_PROBLEM_
Without the pictures, give the entries below again exactly as written.

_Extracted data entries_
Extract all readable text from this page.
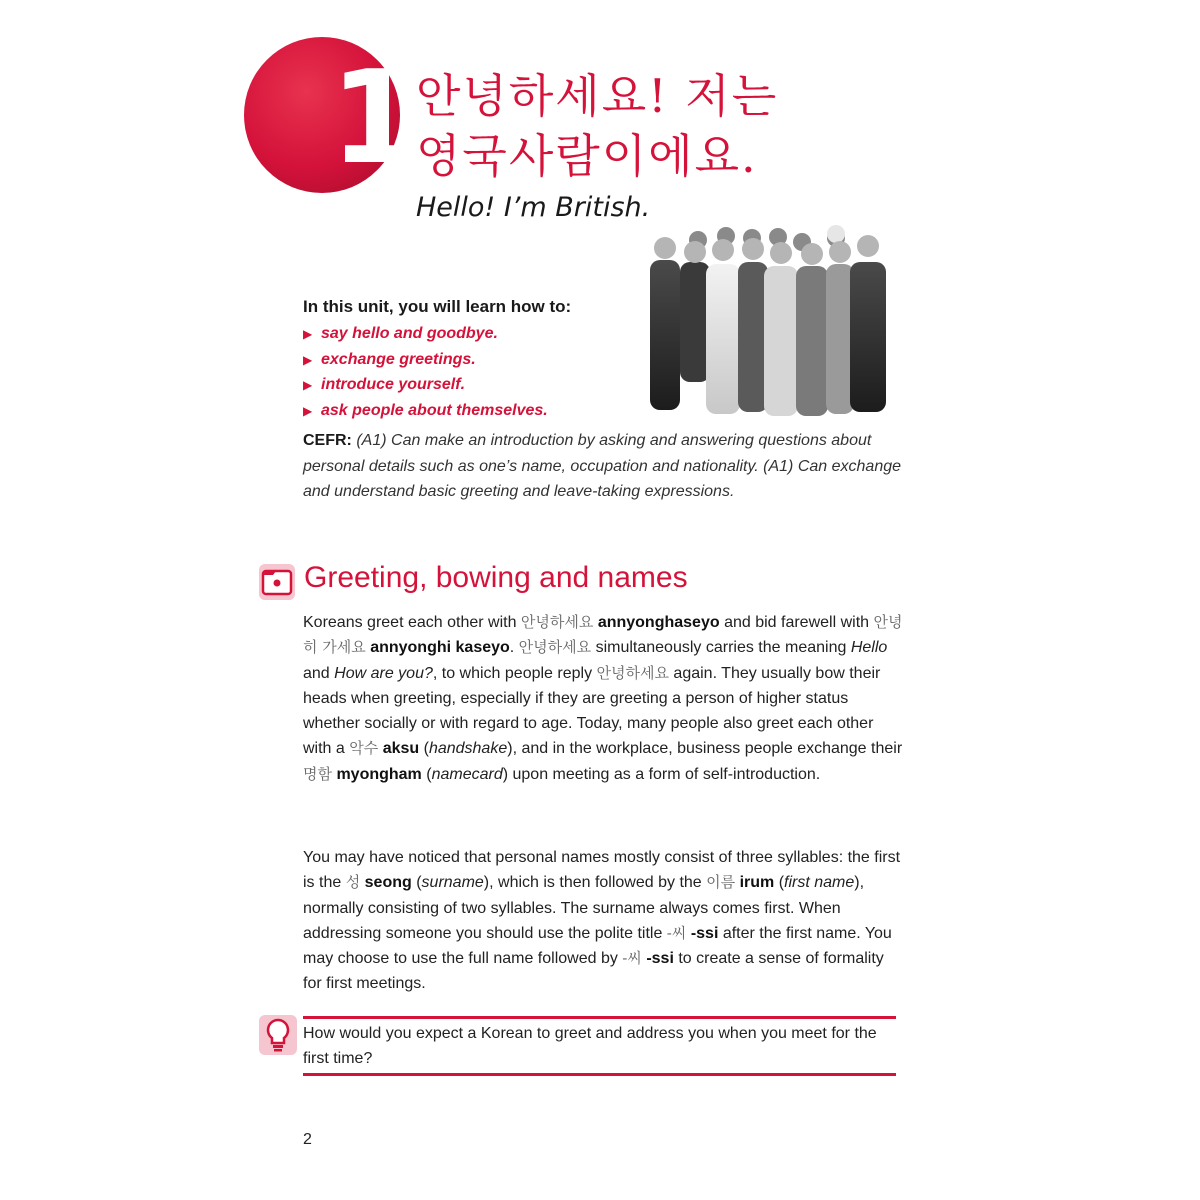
1
안녕하세요! 저는
영국사람이에요.
Hello! I’m British.
In this unit, you will learn how to:
▶ say hello and goodbye.
▶ exchange greetings.
▶ introduce yourself.
▶ ask people about themselves.
CEFR: (A1) Can make an introduction by asking and answering questions about personal details such as one’s name, occupation and nationality. (A1) Can exchange and understand basic greeting and leave-taking expressions.
Greeting, bowing and names
Koreans greet each other with 안녕하세요 annyonghaseyo and bid farewell with 안녕히 가세요 annyonghi kaseyo. 안녕하세요 simultaneously carries the meaning Hello and How are you?, to which people reply 안녕하세요 again. They usually bow their heads when greeting, especially if they are greeting a person of higher status whether socially or with regard to age. Today, many people also greet each other with a 악수 aksu (handshake), and in the workplace, business people exchange their 명함 myongham (namecard) upon meeting as a form of self-introduction.
You may have noticed that personal names mostly consist of three syllables: the first is the 성 seong (surname), which is then followed by the 이름 irum (first name), normally consisting of two syllables. The surname always comes first. When addressing someone you should use the polite title -씨 -ssi after the first name. You may choose to use the full name followed by -씨 -ssi to create a sense of formality for first meetings.
How would you expect a Korean to greet and address you when you meet for the first time?
2
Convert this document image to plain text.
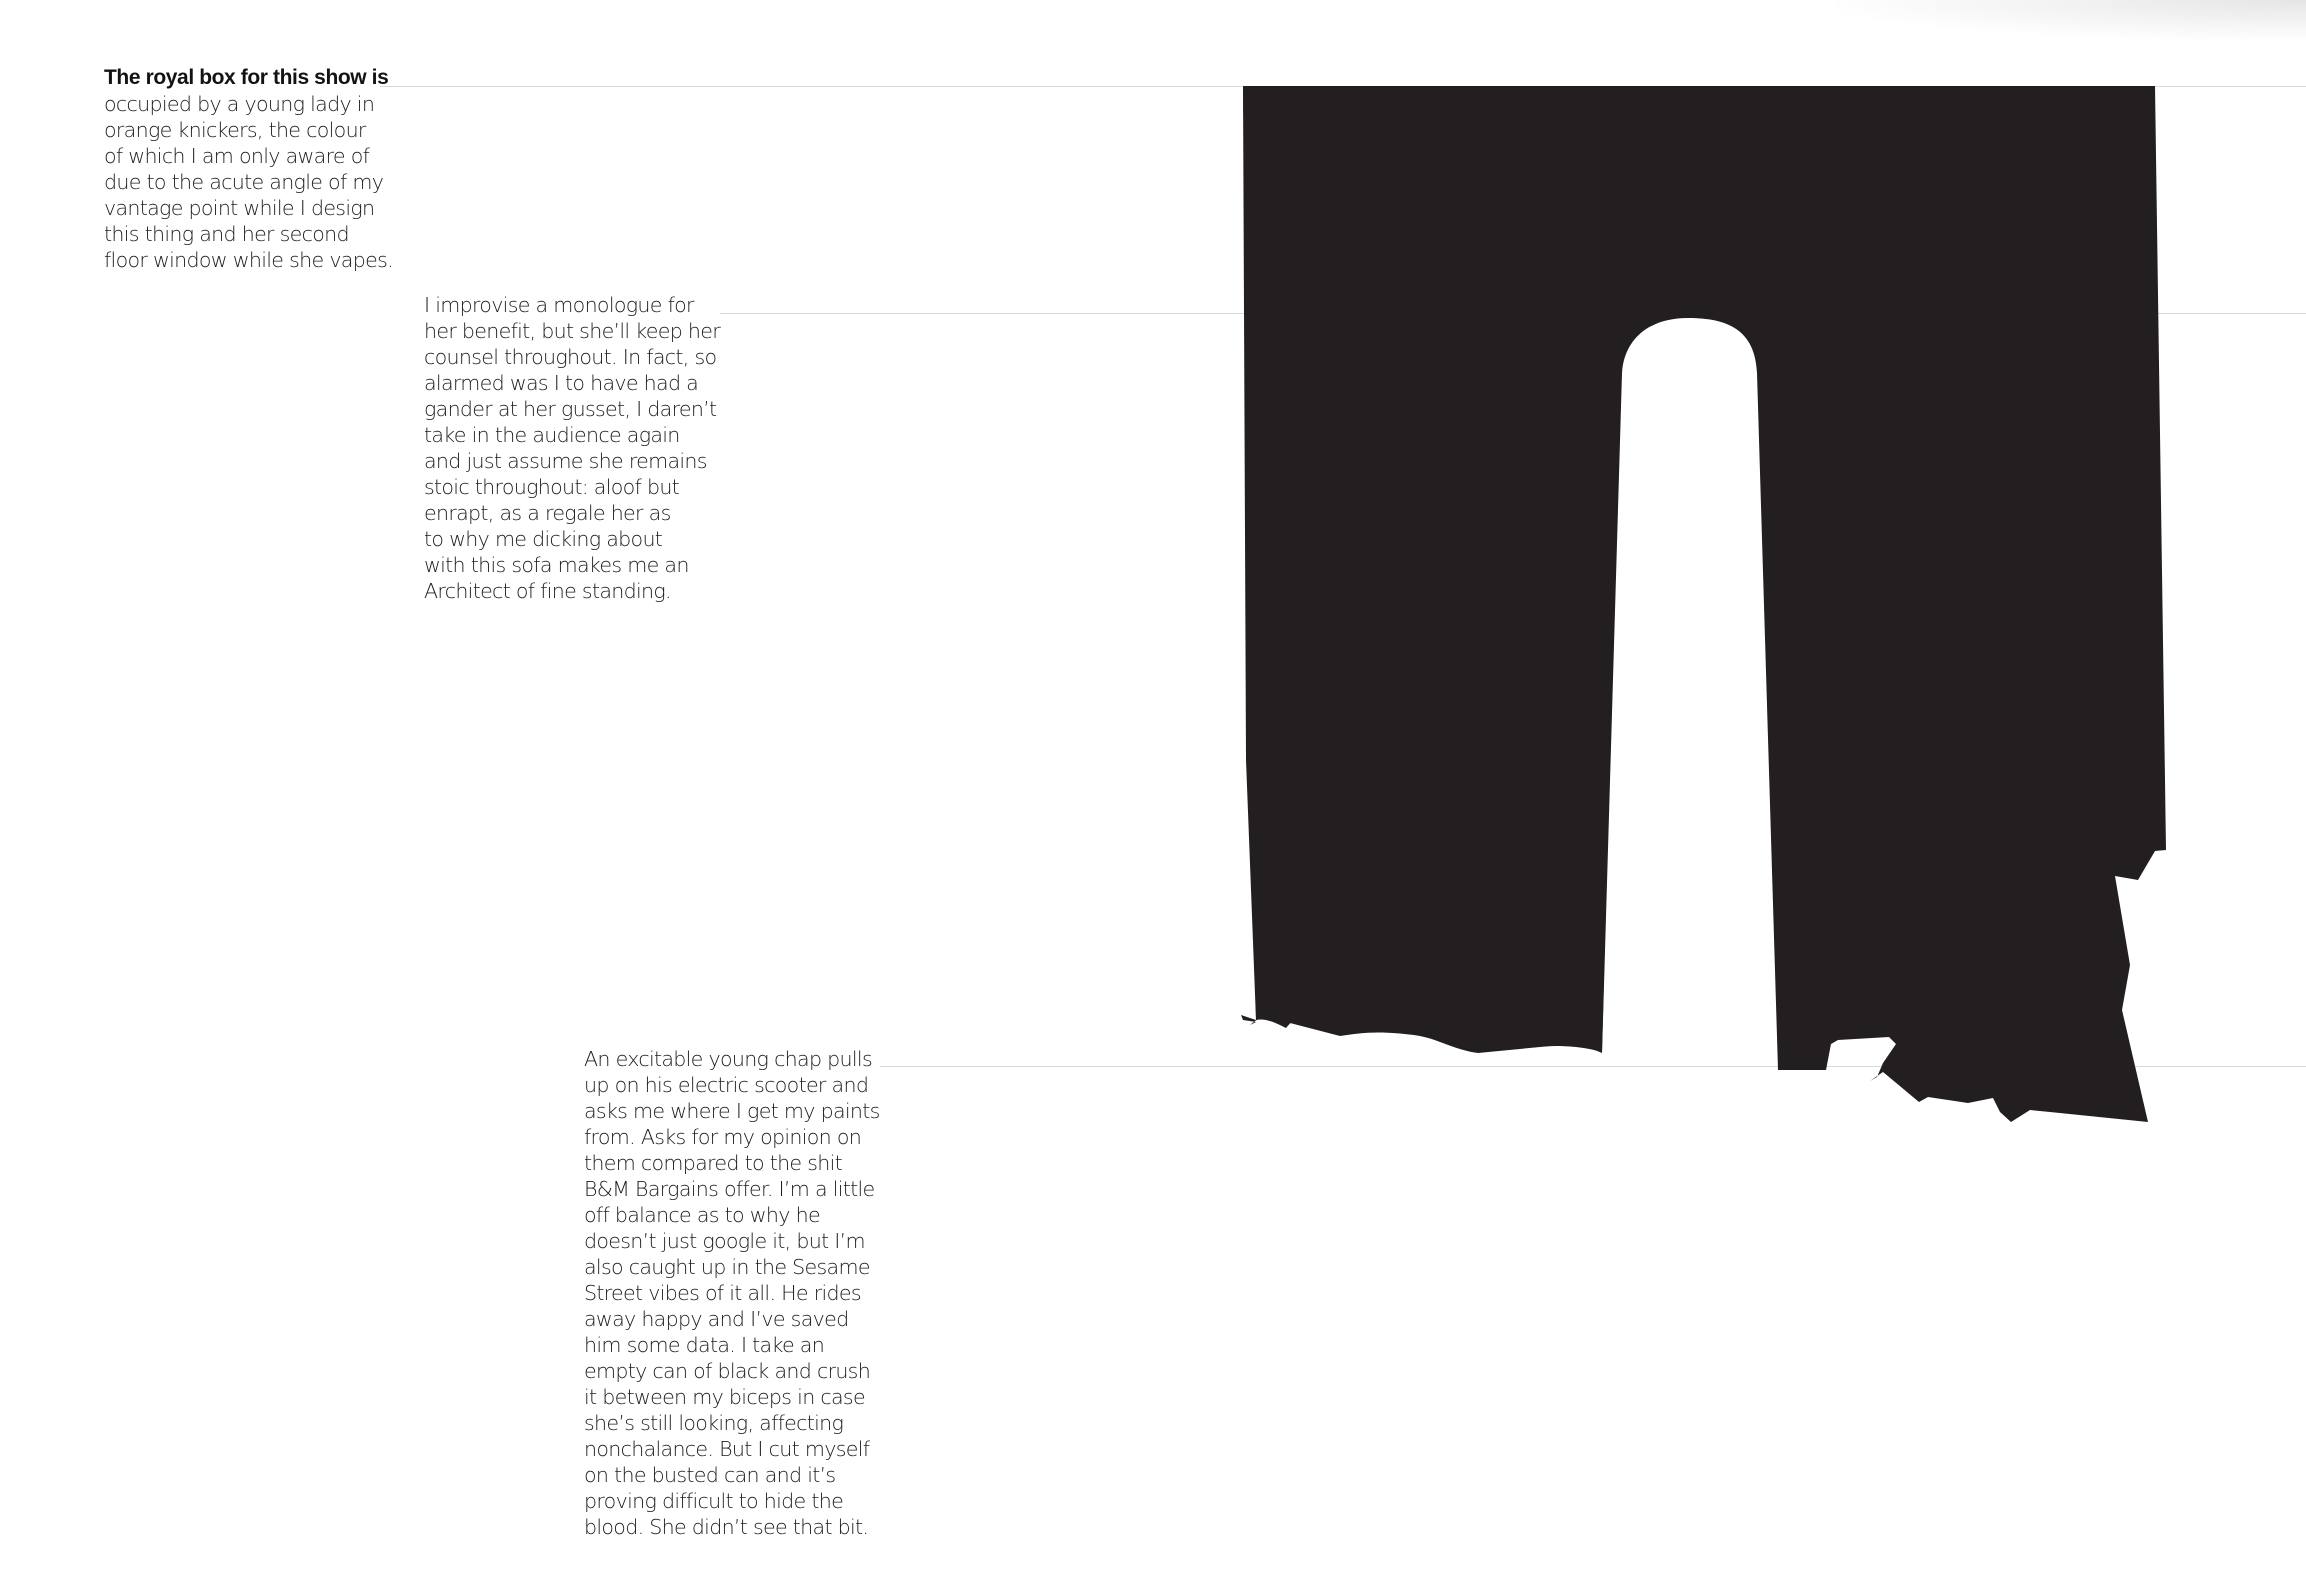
The royal box for this show is
occupied by a young lady in
orange knickers, the colour
of which I am only aware of
due to the acute angle of my
vantage point while I design
this thing and her second
floor window while she vapes.

I improvise a monologue for
her benefit, but she’ll keep her
counsel throughout. In fact, so
alarmed was I to have had a
gander at her gusset, I daren’t
take in the audience again
and just assume she remains
stoic throughout: aloof but
enrapt, as a regale her as
to why me dicking about
with this sofa makes me an
Architect of fine standing.

An excitable young chap pulls
up on his electric scooter and
asks me where I get my paints
from. Asks for my opinion on
them compared to the shit
B&M Bargains offer. I’m a little
off balance as to why he
doesn’t just google it, but I’m
also caught up in the Sesame
Street vibes of it all. He rides
away happy and I’ve saved
him some data. I take an
empty can of black and crush
it between my biceps in case
she’s still looking, affecting
nonchalance. But I cut myself
on the busted can and it’s
proving difficult to hide the
blood. She didn’t see that bit.
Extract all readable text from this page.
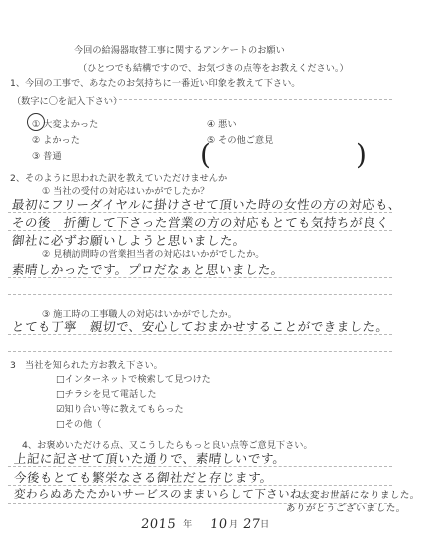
今回の給湯器取替工事に関するアンケートのお願い
（ひとつでも結構ですので、お気づきの点等をお教えください。）
1、今回の工事で、あなたのお気持ちに一番近い印象を教えて下さい。
（数字に〇を記入下さい）
① 大変よかった
② よかった
③ 普通
④ 悪い
⑤ その他ご意見
(	)
2、そのように思われた訳を教えていただけませんか
① 当社の受付の対応はいかがでしたか？
最初にフリーダイヤルに掛けさせて頂いた時の女性の方の対応も、
その後　折衝して下さった営業の方の対応もとても気持ちが良く
御社に必ずお願いしようと思いました。
② 見積訪問時の営業担当者の対応はいかがでしたか。
素晴しかったです。プロだなぁと思いました。
③ 施工時の工事職人の対応はいかがでしたか。
とても丁寧　親切で、安心しておまかせすることができました。
3　当社を知られた方お教え下さい。
□インターネットで検索して見つけた
□チラシを見て電話した
☑知り合い等に教えてもらった
□その他（
4、お褒めいただける点、又こうしたらもっと良い点等ご意見下さい。
上記に記させて頂いた通りで、素晴しいです。
今後もとても繁栄なさる御社だと存じます。
変わらぬあたたかいサービスのままいらして下さいね。
大変お世話になりました。
ありがとうございました。
2015 年 10 月 27
日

_COMPLETED EXERCISE_
Extract all readable text from this page.
1
안녕하세요! 저는
영국사람이에요.
Hello! I’m British.
In this unit, you will learn how to:
▶ say hello and goodbye.
▶ exchange greetings.
▶ introduce yourself.
▶ ask people about themselves.
CEFR: (A1) Can make an introduction by asking and answering questions about personal details such as one’s name, occupation and nationality. (A1) Can exchange and understand basic greeting and leave-taking expressions.
Greeting, bowing and names
Koreans greet each other with 안녕하세요 annyonghaseyo and bid farewell with 안녕히 가세요 annyonghi kaseyo. 안녕하세요 simultaneously carries the meaning Hello and How are you?, to which people reply 안녕하세요 again. They usually bow their heads when greeting, especially if they are greeting a person of higher status whether socially or with regard to age. Today, many people also greet each other with a 악수 aksu (handshake), and in the workplace, business people exchange their 명함 myongham (namecard) upon meeting as a form of self-introduction.
You may have noticed that personal names mostly consist of three syllables: the first is the 성 seong (surname), which is then followed by the 이름 irum (first name), normally consisting of two syllables. The surname always comes first. When addressing someone you should use the polite title -씨 -ssi after the first name. You may choose to use the full name followed by -씨 -ssi to create a sense of formality for first meetings.
How would you expect a Korean to greet and address you when you meet for the first time?
2
Convert this document image to plain text.
The royal box for this show is
occupied by a young lady in
orange knickers, the colour
of which I am only aware of
due to the acute angle of my
vantage point while I design
this thing and her second
floor window while she vapes.

I improvise a monologue for
her benefit, but she’ll keep her
counsel throughout. In fact, so
alarmed was I to have had a
gander at her gusset, I daren’t
take in the audience again
and just assume she remains
stoic throughout: aloof but
enrapt, as a regale her as
to why me dicking about
with this sofa makes me an
Architect of fine standing.

An excitable young chap pulls
up on his electric scooter and
asks me where I get my paints
from. Asks for my opinion on
them compared to the shit
B&M Bargains offer. I’m a little
off balance as to why he
doesn’t just google it, but I’m
also caught up in the Sesame
Street vibes of it all. He rides
away happy and I’ve saved
him some data. I take an
empty can of black and crush
it between my biceps in case
she’s still looking, affecting
nonchalance. But I cut myself
on the busted can and it’s
proving difficult to hide the
blood. She didn’t see that bit.
Extract all readable text from this page.
今回の給湯器取替工事に関するアンケートのお願い
（ひとつでも結構ですので、お気づきの点等をお教えください。）
1、今回の工事で、あなたのお気持ちに一番近い印象を教えて下さい。
（数字に〇を記入下さい）
① 大変よかった
② よかった
③ 普通
④ 悪い
⑤ その他ご意見
(	)
2、そのように思われた訳を教えていただけませんか
① 当社の受付の対応はいかがでしたか？
最初にフリーダイヤルに掛けさせて頂いた時の女性の方の対応も、
その後　折衝して下さった営業の方の対応もとても気持ちが良く
御社に必ずお願いしようと思いました。
② 見積訪問時の営業担当者の対応はいかがでしたか。
素晴しかったです。プロだなぁと思いました。
③ 施工時の工事職人の対応はいかがでしたか。
とても丁寧　親切で、安心しておまかせすることができました。
3　当社を知られた方お教え下さい。
□インターネットで検索して見つけた
□チラシを見て電話した
☑知り合い等に教えてもらった
□その他（
4、お褒めいただける点、又こうしたらもっと良い点等ご意見下さい。
上記に記させて頂いた通りで、素晴しいです。
今後もとても繁栄なさる御社だと存じます。
変わらぬあたたかいサービスのままいらして下さいね。
大変お世話になりました。
ありがとうございました。
2015 年 10 月 27
日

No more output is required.